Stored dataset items
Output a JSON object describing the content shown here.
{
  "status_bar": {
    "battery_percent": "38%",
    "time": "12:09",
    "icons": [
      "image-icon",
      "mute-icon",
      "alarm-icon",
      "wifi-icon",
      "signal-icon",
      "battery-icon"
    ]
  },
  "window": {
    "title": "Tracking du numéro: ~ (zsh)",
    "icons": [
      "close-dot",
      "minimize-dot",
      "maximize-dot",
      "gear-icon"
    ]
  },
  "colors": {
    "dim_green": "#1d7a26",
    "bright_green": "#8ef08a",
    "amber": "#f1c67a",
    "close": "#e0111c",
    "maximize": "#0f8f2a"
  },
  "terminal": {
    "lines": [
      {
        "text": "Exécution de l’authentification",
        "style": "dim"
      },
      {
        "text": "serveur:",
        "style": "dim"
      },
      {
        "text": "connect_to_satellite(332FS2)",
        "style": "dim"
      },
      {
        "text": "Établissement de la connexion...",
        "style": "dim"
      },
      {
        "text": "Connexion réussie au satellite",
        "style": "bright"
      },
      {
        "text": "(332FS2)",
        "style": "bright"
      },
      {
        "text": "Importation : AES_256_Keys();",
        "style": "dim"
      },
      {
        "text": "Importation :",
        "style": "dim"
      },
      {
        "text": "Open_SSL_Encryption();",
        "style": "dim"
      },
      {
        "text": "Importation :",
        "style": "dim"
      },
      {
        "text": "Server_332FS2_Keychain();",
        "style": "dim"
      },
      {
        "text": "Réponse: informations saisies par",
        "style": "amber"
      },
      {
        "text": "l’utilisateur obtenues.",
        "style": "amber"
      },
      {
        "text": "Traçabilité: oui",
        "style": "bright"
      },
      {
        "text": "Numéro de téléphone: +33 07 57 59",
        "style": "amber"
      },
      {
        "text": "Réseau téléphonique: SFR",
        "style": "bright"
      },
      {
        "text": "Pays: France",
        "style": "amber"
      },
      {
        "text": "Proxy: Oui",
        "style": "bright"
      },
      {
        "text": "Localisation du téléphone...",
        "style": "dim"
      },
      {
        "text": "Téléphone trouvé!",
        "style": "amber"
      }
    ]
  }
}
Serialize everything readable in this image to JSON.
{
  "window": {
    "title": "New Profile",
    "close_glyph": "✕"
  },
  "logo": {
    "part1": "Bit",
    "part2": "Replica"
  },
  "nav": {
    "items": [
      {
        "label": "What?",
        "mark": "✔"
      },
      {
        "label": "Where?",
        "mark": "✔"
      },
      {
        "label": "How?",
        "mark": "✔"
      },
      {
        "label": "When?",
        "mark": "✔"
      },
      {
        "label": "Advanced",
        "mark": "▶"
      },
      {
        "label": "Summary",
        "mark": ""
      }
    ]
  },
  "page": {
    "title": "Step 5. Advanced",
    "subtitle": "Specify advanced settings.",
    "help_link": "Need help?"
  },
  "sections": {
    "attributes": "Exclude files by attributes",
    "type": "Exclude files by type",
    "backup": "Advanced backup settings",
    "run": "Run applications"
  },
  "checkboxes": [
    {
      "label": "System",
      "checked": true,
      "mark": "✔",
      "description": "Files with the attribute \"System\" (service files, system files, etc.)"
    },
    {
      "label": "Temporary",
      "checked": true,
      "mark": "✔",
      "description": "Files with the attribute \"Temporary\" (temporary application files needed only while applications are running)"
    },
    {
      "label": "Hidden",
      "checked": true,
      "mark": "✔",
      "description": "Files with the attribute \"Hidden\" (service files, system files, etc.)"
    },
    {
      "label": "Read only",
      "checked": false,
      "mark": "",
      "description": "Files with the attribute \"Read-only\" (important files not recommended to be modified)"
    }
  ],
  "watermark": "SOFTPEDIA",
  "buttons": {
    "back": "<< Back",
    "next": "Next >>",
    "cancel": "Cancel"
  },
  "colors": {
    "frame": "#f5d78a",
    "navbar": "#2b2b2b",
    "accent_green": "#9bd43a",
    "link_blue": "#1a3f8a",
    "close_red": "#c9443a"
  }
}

▶ Exercise requirements: Repeat the material above exactly.

▶ Output of the task:
Output a JSON object describing the content shown here.
{
  "status_bar": {
    "battery_percent": "38%",
    "time": "12:09",
    "icons": [
      "image-icon",
      "mute-icon",
      "alarm-icon",
      "wifi-icon",
      "signal-icon",
      "battery-icon"
    ]
  },
  "window": {
    "title": "Tracking du numéro: ~ (zsh)",
    "icons": [
      "close-dot",
      "minimize-dot",
      "maximize-dot",
      "gear-icon"
    ]
  },
  "colors": {
    "dim_green": "#1d7a26",
    "bright_green": "#8ef08a",
    "amber": "#f1c67a",
    "close": "#e0111c",
    "maximize": "#0f8f2a"
  },
  "terminal": {
    "lines": [
      {
        "text": "Exécution de l’authentification",
        "style": "dim"
      },
      {
        "text": "serveur:",
        "style": "dim"
      },
      {
        "text": "connect_to_satellite(332FS2)",
        "style": "dim"
      },
      {
        "text": "Établissement de la connexion...",
        "style": "dim"
      },
      {
        "text": "Connexion réussie au satellite",
        "style": "bright"
      },
      {
        "text": "(332FS2)",
        "style": "bright"
      },
      {
        "text": "Importation : AES_256_Keys();",
        "style": "dim"
      },
      {
        "text": "Importation :",
        "style": "dim"
      },
      {
        "text": "Open_SSL_Encryption();",
        "style": "dim"
      },
      {
        "text": "Importation :",
        "style": "dim"
      },
      {
        "text": "Server_332FS2_Keychain();",
        "style": "dim"
      },
      {
        "text": "Réponse: informations saisies par",
        "style": "amber"
      },
      {
        "text": "l’utilisateur obtenues.",
        "style": "amber"
      },
      {
        "text": "Traçabilité: oui",
        "style": "bright"
      },
      {
        "text": "Numéro de téléphone: +33 07 57 59",
        "style": "amber"
      },
      {
        "text": "Réseau téléphonique: SFR",
        "style": "bright"
      },
      {
        "text": "Pays: France",
        "style": "amber"
      },
      {
        "text": "Proxy: Oui",
        "style": "bright"
      },
      {
        "text": "Localisation du téléphone...",
        "style": "dim"
      },
      {
        "text": "Téléphone trouvé!",
        "style": "amber"
      }
    ]
  }
}
Serialize everything readable in this image to JSON.
{
  "window": {
    "title": "New Profile",
    "close_glyph": "✕"
  },
  "logo": {
    "part1": "Bit",
    "part2": "Replica"
  },
  "nav": {
    "items": [
      {
        "label": "What?",
        "mark": "✔"
      },
      {
        "label": "Where?",
        "mark": "✔"
      },
      {
        "label": "How?",
        "mark": "✔"
      },
      {
        "label": "When?",
        "mark": "✔"
      },
      {
        "label": "Advanced",
        "mark": "▶"
      },
      {
        "label": "Summary",
        "mark": ""
      }
    ]
  },
  "page": {
    "title": "Step 5. Advanced",
    "subtitle": "Specify advanced settings.",
    "help_link": "Need help?"
  },
  "sections": {
    "attributes": "Exclude files by attributes",
    "type": "Exclude files by type",
    "backup": "Advanced backup settings",
    "run": "Run applications"
  },
  "checkboxes": [
    {
      "label": "System",
      "checked": true,
      "mark": "✔",
      "description": "Files with the attribute \"System\" (service files, system files, etc.)"
    },
    {
      "label": "Temporary",
      "checked": true,
      "mark": "✔",
      "description": "Files with the attribute \"Temporary\" (temporary application files needed only while applications are running)"
    },
    {
      "label": "Hidden",
      "checked": true,
      "mark": "✔",
      "description": "Files with the attribute \"Hidden\" (service files, system files, etc.)"
    },
    {
      "label": "Read only",
      "checked": false,
      "mark": "",
      "description": "Files with the attribute \"Read-only\" (important files not recommended to be modified)"
    }
  ],
  "watermark": "SOFTPEDIA",
  "buttons": {
    "back": "<< Back",
    "next": "Next >>",
    "cancel": "Cancel"
  },
  "colors": {
    "frame": "#f5d78a",
    "navbar": "#2b2b2b",
    "accent_green": "#9bd43a",
    "link_blue": "#1a3f8a",
    "close_red": "#c9443a"
  }
}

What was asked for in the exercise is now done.